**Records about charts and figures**
★ ★ ★ ★ ★ ★ ★

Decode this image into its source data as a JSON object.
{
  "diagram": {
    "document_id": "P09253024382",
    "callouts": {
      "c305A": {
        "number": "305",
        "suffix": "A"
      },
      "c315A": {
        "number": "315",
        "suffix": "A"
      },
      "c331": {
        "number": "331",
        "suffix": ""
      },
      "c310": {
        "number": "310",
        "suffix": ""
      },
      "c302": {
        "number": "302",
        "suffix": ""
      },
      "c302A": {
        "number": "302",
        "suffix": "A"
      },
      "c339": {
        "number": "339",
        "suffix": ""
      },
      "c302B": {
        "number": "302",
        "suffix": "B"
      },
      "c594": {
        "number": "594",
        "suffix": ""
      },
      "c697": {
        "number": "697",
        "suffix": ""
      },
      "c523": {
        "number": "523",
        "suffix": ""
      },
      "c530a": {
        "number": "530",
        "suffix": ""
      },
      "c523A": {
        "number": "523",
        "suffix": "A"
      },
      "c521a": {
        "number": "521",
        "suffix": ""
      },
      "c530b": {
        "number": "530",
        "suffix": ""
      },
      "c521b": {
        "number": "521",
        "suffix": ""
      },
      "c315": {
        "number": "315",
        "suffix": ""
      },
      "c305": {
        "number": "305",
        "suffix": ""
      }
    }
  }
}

★ ★ ★ ★ ★ ★ ★

**GIVEN PROBLEM**
Word for word, write out the data.

**OUTPUT**
Decode this image into its source data as a JSON object.
{
  "diagram": {
    "document_id": "P09253024382",
    "callouts": {
      "c305A": {
        "number": "305",
        "suffix": "A"
      },
      "c315A": {
        "number": "315",
        "suffix": "A"
      },
      "c331": {
        "number": "331",
        "suffix": ""
      },
      "c310": {
        "number": "310",
        "suffix": ""
      },
      "c302": {
        "number": "302",
        "suffix": ""
      },
      "c302A": {
        "number": "302",
        "suffix": "A"
      },
      "c339": {
        "number": "339",
        "suffix": ""
      },
      "c302B": {
        "number": "302",
        "suffix": "B"
      },
      "c594": {
        "number": "594",
        "suffix": ""
      },
      "c697": {
        "number": "697",
        "suffix": ""
      },
      "c523": {
        "number": "523",
        "suffix": ""
      },
      "c530a": {
        "number": "530",
        "suffix": ""
      },
      "c523A": {
        "number": "523",
        "suffix": "A"
      },
      "c521a": {
        "number": "521",
        "suffix": ""
      },
      "c530b": {
        "number": "530",
        "suffix": ""
      },
      "c521b": {
        "number": "521",
        "suffix": ""
      },
      "c315": {
        "number": "315",
        "suffix": ""
      },
      "c305": {
        "number": "305",
        "suffix": ""
      }
    }
  }
}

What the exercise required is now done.